**WORK TO BE COMPLETED**
Print the full listing exactly.

**RECORDED DATA**
----

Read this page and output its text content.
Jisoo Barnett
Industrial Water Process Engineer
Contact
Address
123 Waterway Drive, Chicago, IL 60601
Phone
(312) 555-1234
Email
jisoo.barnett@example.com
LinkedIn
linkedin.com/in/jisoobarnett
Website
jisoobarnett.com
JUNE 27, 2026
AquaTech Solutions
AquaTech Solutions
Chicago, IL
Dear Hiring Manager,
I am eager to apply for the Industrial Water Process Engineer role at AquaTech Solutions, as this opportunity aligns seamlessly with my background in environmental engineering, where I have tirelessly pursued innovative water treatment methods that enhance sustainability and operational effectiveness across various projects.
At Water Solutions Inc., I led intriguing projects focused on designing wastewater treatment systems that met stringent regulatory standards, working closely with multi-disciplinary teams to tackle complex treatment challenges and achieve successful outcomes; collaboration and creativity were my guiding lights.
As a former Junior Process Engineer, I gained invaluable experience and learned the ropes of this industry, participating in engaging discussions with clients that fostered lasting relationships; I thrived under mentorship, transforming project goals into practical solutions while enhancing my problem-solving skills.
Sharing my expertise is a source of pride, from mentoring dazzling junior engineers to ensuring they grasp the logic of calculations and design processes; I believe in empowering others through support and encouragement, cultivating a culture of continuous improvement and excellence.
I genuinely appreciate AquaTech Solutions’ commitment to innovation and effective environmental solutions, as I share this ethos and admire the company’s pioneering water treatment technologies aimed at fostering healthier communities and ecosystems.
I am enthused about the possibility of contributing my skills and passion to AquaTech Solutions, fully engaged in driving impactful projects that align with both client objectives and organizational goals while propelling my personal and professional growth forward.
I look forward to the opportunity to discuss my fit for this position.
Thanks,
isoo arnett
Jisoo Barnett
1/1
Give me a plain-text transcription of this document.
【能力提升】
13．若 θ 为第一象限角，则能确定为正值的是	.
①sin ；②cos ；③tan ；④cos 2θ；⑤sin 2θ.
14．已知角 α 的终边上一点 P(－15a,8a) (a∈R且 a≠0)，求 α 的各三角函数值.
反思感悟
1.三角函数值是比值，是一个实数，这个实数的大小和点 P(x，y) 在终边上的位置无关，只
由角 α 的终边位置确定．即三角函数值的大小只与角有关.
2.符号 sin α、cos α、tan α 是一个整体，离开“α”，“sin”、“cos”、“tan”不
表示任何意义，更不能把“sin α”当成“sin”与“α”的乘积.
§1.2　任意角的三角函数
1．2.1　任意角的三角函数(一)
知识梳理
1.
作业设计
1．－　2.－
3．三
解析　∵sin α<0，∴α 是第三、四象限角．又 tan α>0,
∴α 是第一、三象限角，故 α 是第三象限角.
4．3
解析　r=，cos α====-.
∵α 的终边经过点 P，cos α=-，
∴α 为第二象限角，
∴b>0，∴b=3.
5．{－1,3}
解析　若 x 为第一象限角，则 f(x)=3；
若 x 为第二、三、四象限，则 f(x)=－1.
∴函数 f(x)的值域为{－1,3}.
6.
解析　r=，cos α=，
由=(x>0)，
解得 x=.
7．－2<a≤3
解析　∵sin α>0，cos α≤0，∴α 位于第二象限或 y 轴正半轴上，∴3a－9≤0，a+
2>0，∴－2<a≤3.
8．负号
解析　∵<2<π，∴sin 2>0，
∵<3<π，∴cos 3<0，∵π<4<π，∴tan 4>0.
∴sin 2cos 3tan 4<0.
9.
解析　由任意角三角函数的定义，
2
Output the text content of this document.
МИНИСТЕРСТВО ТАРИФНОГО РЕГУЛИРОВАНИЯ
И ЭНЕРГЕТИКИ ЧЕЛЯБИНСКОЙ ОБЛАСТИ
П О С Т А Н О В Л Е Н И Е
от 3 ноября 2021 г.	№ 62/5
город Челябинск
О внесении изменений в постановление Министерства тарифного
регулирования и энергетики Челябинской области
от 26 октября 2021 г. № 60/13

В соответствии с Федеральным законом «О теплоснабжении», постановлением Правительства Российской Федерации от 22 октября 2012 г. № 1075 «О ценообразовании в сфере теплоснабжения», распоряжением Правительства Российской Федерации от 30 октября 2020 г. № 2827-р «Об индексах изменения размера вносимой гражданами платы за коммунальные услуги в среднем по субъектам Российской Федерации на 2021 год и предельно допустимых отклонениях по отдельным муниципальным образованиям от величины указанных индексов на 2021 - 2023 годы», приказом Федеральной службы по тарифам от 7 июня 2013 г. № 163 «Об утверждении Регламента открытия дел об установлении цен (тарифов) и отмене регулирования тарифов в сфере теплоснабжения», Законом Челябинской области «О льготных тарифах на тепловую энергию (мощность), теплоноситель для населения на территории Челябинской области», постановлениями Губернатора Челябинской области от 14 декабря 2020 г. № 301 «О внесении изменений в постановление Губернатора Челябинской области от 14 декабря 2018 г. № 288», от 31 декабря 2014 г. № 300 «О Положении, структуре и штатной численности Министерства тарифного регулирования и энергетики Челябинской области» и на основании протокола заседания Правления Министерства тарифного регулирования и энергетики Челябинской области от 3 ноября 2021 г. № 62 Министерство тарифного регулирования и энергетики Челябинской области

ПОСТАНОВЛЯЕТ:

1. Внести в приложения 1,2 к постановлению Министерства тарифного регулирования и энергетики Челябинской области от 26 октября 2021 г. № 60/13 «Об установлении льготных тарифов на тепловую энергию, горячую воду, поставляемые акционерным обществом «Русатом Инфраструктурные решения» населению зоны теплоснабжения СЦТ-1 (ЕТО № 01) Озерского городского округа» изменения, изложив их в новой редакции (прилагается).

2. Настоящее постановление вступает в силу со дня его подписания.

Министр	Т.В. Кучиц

----

**FINAL RESULT**
Read this page and output its text content.
Jisoo Barnett
Industrial Water Process Engineer
Contact
Address
123 Waterway Drive, Chicago, IL 60601
Phone
(312) 555-1234
Email
jisoo.barnett@example.com
LinkedIn
linkedin.com/in/jisoobarnett
Website
jisoobarnett.com
JUNE 27, 2026
AquaTech Solutions
AquaTech Solutions
Chicago, IL
Dear Hiring Manager,
I am eager to apply for the Industrial Water Process Engineer role at AquaTech Solutions, as this opportunity aligns seamlessly with my background in environmental engineering, where I have tirelessly pursued innovative water treatment methods that enhance sustainability and operational effectiveness across various projects.
At Water Solutions Inc., I led intriguing projects focused on designing wastewater treatment systems that met stringent regulatory standards, working closely with multi-disciplinary teams to tackle complex treatment challenges and achieve successful outcomes; collaboration and creativity were my guiding lights.
As a former Junior Process Engineer, I gained invaluable experience and learned the ropes of this industry, participating in engaging discussions with clients that fostered lasting relationships; I thrived under mentorship, transforming project goals into practical solutions while enhancing my problem-solving skills.
Sharing my expertise is a source of pride, from mentoring dazzling junior engineers to ensuring they grasp the logic of calculations and design processes; I believe in empowering others through support and encouragement, cultivating a culture of continuous improvement and excellence.
I genuinely appreciate AquaTech Solutions’ commitment to innovation and effective environmental solutions, as I share this ethos and admire the company’s pioneering water treatment technologies aimed at fostering healthier communities and ecosystems.
I am enthused about the possibility of contributing my skills and passion to AquaTech Solutions, fully engaged in driving impactful projects that align with both client objectives and organizational goals while propelling my personal and professional growth forward.
I look forward to the opportunity to discuss my fit for this position.
Thanks,
isoo arnett
Jisoo Barnett
1/1
Give me a plain-text transcription of this document.
【能力提升】
13．若 θ 为第一象限角，则能确定为正值的是	.
①sin ；②cos ；③tan ；④cos 2θ；⑤sin 2θ.
14．已知角 α 的终边上一点 P(－15a,8a) (a∈R且 a≠0)，求 α 的各三角函数值.
反思感悟
1.三角函数值是比值，是一个实数，这个实数的大小和点 P(x，y) 在终边上的位置无关，只
由角 α 的终边位置确定．即三角函数值的大小只与角有关.
2.符号 sin α、cos α、tan α 是一个整体，离开“α”，“sin”、“cos”、“tan”不
表示任何意义，更不能把“sin α”当成“sin”与“α”的乘积.
§1.2　任意角的三角函数
1．2.1　任意角的三角函数(一)
知识梳理
1.
作业设计
1．－　2.－
3．三
解析　∵sin α<0，∴α 是第三、四象限角．又 tan α>0,
∴α 是第一、三象限角，故 α 是第三象限角.
4．3
解析　r=，cos α====-.
∵α 的终边经过点 P，cos α=-，
∴α 为第二象限角，
∴b>0，∴b=3.
5．{－1,3}
解析　若 x 为第一象限角，则 f(x)=3；
若 x 为第二、三、四象限，则 f(x)=－1.
∴函数 f(x)的值域为{－1,3}.
6.
解析　r=，cos α=，
由=(x>0)，
解得 x=.
7．－2<a≤3
解析　∵sin α>0，cos α≤0，∴α 位于第二象限或 y 轴正半轴上，∴3a－9≤0，a+
2>0，∴－2<a≤3.
8．负号
解析　∵<2<π，∴sin 2>0，
∵<3<π，∴cos 3<0，∵π<4<π，∴tan 4>0.
∴sin 2cos 3tan 4<0.
9.
解析　由任意角三角函数的定义，
2
Output the text content of this document.
МИНИСТЕРСТВО ТАРИФНОГО РЕГУЛИРОВАНИЯ
И ЭНЕРГЕТИКИ ЧЕЛЯБИНСКОЙ ОБЛАСТИ
П О С Т А Н О В Л Е Н И Е
от 3 ноября 2021 г.	№ 62/5
город Челябинск
О внесении изменений в постановление Министерства тарифного
регулирования и энергетики Челябинской области
от 26 октября 2021 г. № 60/13

В соответствии с Федеральным законом «О теплоснабжении», постановлением Правительства Российской Федерации от 22 октября 2012 г. № 1075 «О ценообразовании в сфере теплоснабжения», распоряжением Правительства Российской Федерации от 30 октября 2020 г. № 2827-р «Об индексах изменения размера вносимой гражданами платы за коммунальные услуги в среднем по субъектам Российской Федерации на 2021 год и предельно допустимых отклонениях по отдельным муниципальным образованиям от величины указанных индексов на 2021 - 2023 годы», приказом Федеральной службы по тарифам от 7 июня 2013 г. № 163 «Об утверждении Регламента открытия дел об установлении цен (тарифов) и отмене регулирования тарифов в сфере теплоснабжения», Законом Челябинской области «О льготных тарифах на тепловую энергию (мощность), теплоноситель для населения на территории Челябинской области», постановлениями Губернатора Челябинской области от 14 декабря 2020 г. № 301 «О внесении изменений в постановление Губернатора Челябинской области от 14 декабря 2018 г. № 288», от 31 декабря 2014 г. № 300 «О Положении, структуре и штатной численности Министерства тарифного регулирования и энергетики Челябинской области» и на основании протокола заседания Правления Министерства тарифного регулирования и энергетики Челябинской области от 3 ноября 2021 г. № 62 Министерство тарифного регулирования и энергетики Челябинской области

ПОСТАНОВЛЯЕТ:

1. Внести в приложения 1,2 к постановлению Министерства тарифного регулирования и энергетики Челябинской области от 26 октября 2021 г. № 60/13 «Об установлении льготных тарифов на тепловую энергию, горячую воду, поставляемые акционерным обществом «Русатом Инфраструктурные решения» населению зоны теплоснабжения СЦТ-1 (ЕТО № 01) Озерского городского округа» изменения, изложив их в новой редакции (прилагается).

2. Настоящее постановление вступает в силу со дня его подписания.

Министр	Т.В. Кучиц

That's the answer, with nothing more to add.